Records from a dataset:
════════════════════

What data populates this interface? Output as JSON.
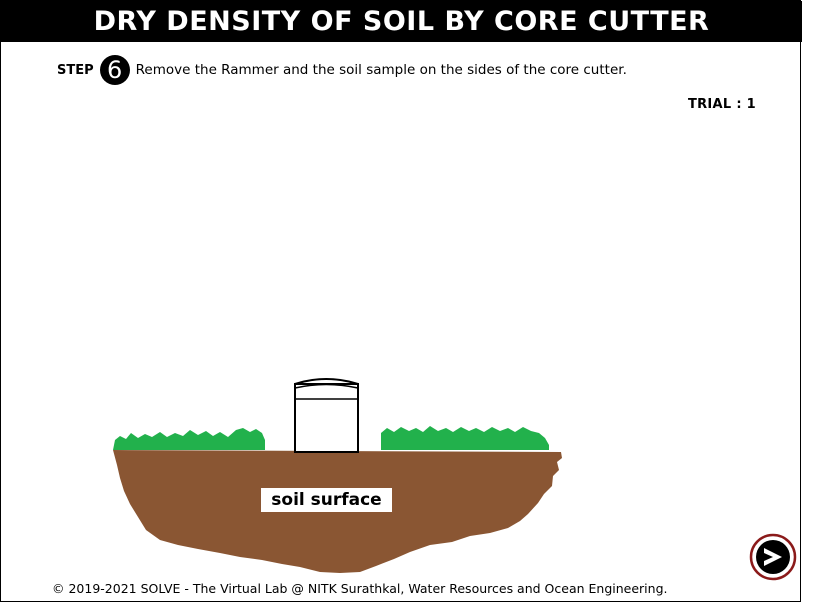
{
  "header": {
    "title": "DRY DENSITY OF SOIL BY CORE CUTTER"
  },
  "step": {
    "label": "STEP",
    "number": "6",
    "instruction": "Remove the Rammer and the soil sample on the sides of the core cutter."
  },
  "trial": {
    "label": "TRIAL : 1"
  },
  "scene": {
    "soil_label": "soil surface",
    "colors": {
      "soil": "#8a5633",
      "grass": "#22b14c",
      "cutter_outline": "#000000"
    }
  },
  "navigation": {
    "next_icon": "next-arrow-icon"
  },
  "footer": {
    "copyright": "© 2019-2021 SOLVE - The Virtual Lab @ NITK Surathkal, Water Resources and Ocean Engineering."
  }
}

════════════════════

Without including any pictures, print each record exactly.

What data populates this interface? Output as JSON.
{
  "header": {
    "title": "DRY DENSITY OF SOIL BY CORE CUTTER"
  },
  "step": {
    "label": "STEP",
    "number": "6",
    "instruction": "Remove the Rammer and the soil sample on the sides of the core cutter."
  },
  "trial": {
    "label": "TRIAL : 1"
  },
  "scene": {
    "soil_label": "soil surface",
    "colors": {
      "soil": "#8a5633",
      "grass": "#22b14c",
      "cutter_outline": "#000000"
    }
  },
  "navigation": {
    "next_icon": "next-arrow-icon"
  },
  "footer": {
    "copyright": "© 2019-2021 SOLVE - The Virtual Lab @ NITK Surathkal, Water Resources and Ocean Engineering."
  }
}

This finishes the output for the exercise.